> **Goal**
In full and without alteration, give the listing again.
--- begin Available records ---
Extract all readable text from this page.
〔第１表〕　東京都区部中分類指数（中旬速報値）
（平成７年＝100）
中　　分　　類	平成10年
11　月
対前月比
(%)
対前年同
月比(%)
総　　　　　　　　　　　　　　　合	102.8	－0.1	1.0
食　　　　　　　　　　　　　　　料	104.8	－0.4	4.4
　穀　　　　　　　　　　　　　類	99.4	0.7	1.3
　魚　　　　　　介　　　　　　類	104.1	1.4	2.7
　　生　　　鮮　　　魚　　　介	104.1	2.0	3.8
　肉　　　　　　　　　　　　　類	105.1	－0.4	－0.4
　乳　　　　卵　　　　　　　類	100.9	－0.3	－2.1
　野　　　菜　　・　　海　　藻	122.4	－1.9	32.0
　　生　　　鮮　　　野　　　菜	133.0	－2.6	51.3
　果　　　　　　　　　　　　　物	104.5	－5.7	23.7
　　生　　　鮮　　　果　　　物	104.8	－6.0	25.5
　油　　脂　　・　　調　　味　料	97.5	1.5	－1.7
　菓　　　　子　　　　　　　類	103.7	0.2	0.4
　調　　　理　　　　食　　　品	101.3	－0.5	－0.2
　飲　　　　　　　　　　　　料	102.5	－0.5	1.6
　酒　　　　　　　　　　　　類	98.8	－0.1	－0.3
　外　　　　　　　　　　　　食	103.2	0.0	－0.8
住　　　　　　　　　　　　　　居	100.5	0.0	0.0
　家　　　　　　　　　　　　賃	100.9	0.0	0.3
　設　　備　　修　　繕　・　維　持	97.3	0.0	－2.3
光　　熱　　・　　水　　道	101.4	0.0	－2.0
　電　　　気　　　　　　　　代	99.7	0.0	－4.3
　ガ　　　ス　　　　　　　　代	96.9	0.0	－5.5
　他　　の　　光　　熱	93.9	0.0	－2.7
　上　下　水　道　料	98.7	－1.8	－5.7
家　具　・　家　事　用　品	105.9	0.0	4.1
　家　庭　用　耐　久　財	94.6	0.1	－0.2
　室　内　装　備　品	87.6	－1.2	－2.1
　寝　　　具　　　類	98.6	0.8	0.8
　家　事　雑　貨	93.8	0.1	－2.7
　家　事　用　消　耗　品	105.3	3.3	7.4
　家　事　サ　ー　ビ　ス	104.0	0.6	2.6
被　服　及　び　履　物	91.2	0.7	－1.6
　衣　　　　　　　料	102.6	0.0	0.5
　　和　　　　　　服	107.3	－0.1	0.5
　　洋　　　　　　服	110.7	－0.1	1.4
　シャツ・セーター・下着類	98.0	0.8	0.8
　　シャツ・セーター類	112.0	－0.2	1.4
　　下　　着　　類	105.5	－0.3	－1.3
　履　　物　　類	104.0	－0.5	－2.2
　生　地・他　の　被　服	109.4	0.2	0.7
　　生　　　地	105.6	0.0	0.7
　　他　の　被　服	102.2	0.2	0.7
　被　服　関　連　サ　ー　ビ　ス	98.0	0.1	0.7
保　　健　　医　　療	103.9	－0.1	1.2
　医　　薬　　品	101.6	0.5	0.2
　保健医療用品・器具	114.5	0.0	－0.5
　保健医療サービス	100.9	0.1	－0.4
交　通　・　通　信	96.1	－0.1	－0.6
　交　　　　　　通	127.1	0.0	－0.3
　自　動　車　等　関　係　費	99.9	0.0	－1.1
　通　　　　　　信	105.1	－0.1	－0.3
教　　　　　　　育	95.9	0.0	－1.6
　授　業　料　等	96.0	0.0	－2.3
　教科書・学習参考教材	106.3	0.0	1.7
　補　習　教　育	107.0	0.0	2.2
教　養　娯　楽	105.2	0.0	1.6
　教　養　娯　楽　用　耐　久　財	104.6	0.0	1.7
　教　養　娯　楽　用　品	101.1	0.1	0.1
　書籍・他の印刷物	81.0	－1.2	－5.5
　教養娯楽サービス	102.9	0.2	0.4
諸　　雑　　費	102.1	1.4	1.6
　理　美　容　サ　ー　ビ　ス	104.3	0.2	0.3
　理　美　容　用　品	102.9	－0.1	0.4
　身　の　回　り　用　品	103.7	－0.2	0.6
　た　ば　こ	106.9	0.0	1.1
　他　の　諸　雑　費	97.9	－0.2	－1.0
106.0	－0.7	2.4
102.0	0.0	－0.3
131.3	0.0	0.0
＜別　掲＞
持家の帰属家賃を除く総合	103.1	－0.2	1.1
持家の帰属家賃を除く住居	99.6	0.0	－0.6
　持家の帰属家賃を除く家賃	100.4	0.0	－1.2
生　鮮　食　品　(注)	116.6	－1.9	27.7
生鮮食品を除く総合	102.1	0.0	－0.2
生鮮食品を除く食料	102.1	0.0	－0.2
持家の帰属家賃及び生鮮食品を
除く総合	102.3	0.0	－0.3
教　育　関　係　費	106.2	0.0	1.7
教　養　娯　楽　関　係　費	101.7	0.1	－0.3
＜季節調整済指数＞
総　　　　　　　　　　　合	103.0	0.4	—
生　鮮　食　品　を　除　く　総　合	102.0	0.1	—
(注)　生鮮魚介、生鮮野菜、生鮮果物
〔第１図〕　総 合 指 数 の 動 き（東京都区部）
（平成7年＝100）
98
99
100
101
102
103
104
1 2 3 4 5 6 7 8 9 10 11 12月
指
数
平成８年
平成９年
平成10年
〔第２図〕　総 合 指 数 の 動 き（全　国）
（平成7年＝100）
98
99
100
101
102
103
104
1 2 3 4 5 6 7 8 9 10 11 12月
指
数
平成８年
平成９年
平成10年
--- end Available records ---
> **Solution**
Extract all readable text from this page.
〔第１表〕　東京都区部中分類指数（中旬速報値）
（平成７年＝100）
中　　分　　類	平成10年
11　月
対前月比
(%)
対前年同
月比(%)
総　　　　　　　　　　　　　　　合	102.8	－0.1	1.0
食　　　　　　　　　　　　　　　料	104.8	－0.4	4.4
　穀　　　　　　　　　　　　　類	99.4	0.7	1.3
　魚　　　　　　介　　　　　　類	104.1	1.4	2.7
　　生　　　鮮　　　魚　　　介	104.1	2.0	3.8
　肉　　　　　　　　　　　　　類	105.1	－0.4	－0.4
　乳　　　　卵　　　　　　　類	100.9	－0.3	－2.1
　野　　　菜　　・　　海　　藻	122.4	－1.9	32.0
　　生　　　鮮　　　野　　　菜	133.0	－2.6	51.3
　果　　　　　　　　　　　　　物	104.5	－5.7	23.7
　　生　　　鮮　　　果　　　物	104.8	－6.0	25.5
　油　　脂　　・　　調　　味　料	97.5	1.5	－1.7
　菓　　　　子　　　　　　　類	103.7	0.2	0.4
　調　　　理　　　　食　　　品	101.3	－0.5	－0.2
　飲　　　　　　　　　　　　料	102.5	－0.5	1.6
　酒　　　　　　　　　　　　類	98.8	－0.1	－0.3
　外　　　　　　　　　　　　食	103.2	0.0	－0.8
住　　　　　　　　　　　　　　居	100.5	0.0	0.0
　家　　　　　　　　　　　　賃	100.9	0.0	0.3
　設　　備　　修　　繕　・　維　持	97.3	0.0	－2.3
光　　熱　　・　　水　　道	101.4	0.0	－2.0
　電　　　気　　　　　　　　代	99.7	0.0	－4.3
　ガ　　　ス　　　　　　　　代	96.9	0.0	－5.5
　他　　の　　光　　熱	93.9	0.0	－2.7
　上　下　水　道　料	98.7	－1.8	－5.7
家　具　・　家　事　用　品	105.9	0.0	4.1
　家　庭　用　耐　久　財	94.6	0.1	－0.2
　室　内　装　備　品	87.6	－1.2	－2.1
　寝　　　具　　　類	98.6	0.8	0.8
　家　事　雑　貨	93.8	0.1	－2.7
　家　事　用　消　耗　品	105.3	3.3	7.4
　家　事　サ　ー　ビ　ス	104.0	0.6	2.6
被　服　及　び　履　物	91.2	0.7	－1.6
　衣　　　　　　　料	102.6	0.0	0.5
　　和　　　　　　服	107.3	－0.1	0.5
　　洋　　　　　　服	110.7	－0.1	1.4
　シャツ・セーター・下着類	98.0	0.8	0.8
　　シャツ・セーター類	112.0	－0.2	1.4
　　下　　着　　類	105.5	－0.3	－1.3
　履　　物　　類	104.0	－0.5	－2.2
　生　地・他　の　被　服	109.4	0.2	0.7
　　生　　　地	105.6	0.0	0.7
　　他　の　被　服	102.2	0.2	0.7
　被　服　関　連　サ　ー　ビ　ス	98.0	0.1	0.7
保　　健　　医　　療	103.9	－0.1	1.2
　医　　薬　　品	101.6	0.5	0.2
　保健医療用品・器具	114.5	0.0	－0.5
　保健医療サービス	100.9	0.1	－0.4
交　通　・　通　信	96.1	－0.1	－0.6
　交　　　　　　通	127.1	0.0	－0.3
　自　動　車　等　関　係　費	99.9	0.0	－1.1
　通　　　　　　信	105.1	－0.1	－0.3
教　　　　　　　育	95.9	0.0	－1.6
　授　業　料　等	96.0	0.0	－2.3
　教科書・学習参考教材	106.3	0.0	1.7
　補　習　教　育	107.0	0.0	2.2
教　養　娯　楽	105.2	0.0	1.6
　教　養　娯　楽　用　耐　久　財	104.6	0.0	1.7
　教　養　娯　楽　用　品	101.1	0.1	0.1
　書籍・他の印刷物	81.0	－1.2	－5.5
　教養娯楽サービス	102.9	0.2	0.4
諸　　雑　　費	102.1	1.4	1.6
　理　美　容　サ　ー　ビ　ス	104.3	0.2	0.3
　理　美　容　用　品	102.9	－0.1	0.4
　身　の　回　り　用　品	103.7	－0.2	0.6
　た　ば　こ	106.9	0.0	1.1
　他　の　諸　雑　費	97.9	－0.2	－1.0
106.0	－0.7	2.4
102.0	0.0	－0.3
131.3	0.0	0.0
＜別　掲＞
持家の帰属家賃を除く総合	103.1	－0.2	1.1
持家の帰属家賃を除く住居	99.6	0.0	－0.6
　持家の帰属家賃を除く家賃	100.4	0.0	－1.2
生　鮮　食　品　(注)	116.6	－1.9	27.7
生鮮食品を除く総合	102.1	0.0	－0.2
生鮮食品を除く食料	102.1	0.0	－0.2
持家の帰属家賃及び生鮮食品を
除く総合	102.3	0.0	－0.3
教　育　関　係　費	106.2	0.0	1.7
教　養　娯　楽　関　係　費	101.7	0.1	－0.3
＜季節調整済指数＞
総　　　　　　　　　　　合	103.0	0.4	—
生　鮮　食　品　を　除　く　総　合	102.0	0.1	—
(注)　生鮮魚介、生鮮野菜、生鮮果物
〔第１図〕　総 合 指 数 の 動 き（東京都区部）
（平成7年＝100）
98
99
100
101
102
103
104
1 2 3 4 5 6 7 8 9 10 11 12月
指
数
平成８年
平成９年
平成10年
〔第２図〕　総 合 指 数 の 動 き（全　国）
（平成7年＝100）
98
99
100
101
102
103
104
1 2 3 4 5 6 7 8 9 10 11 12月
指
数
平成８年
平成９年
平成10年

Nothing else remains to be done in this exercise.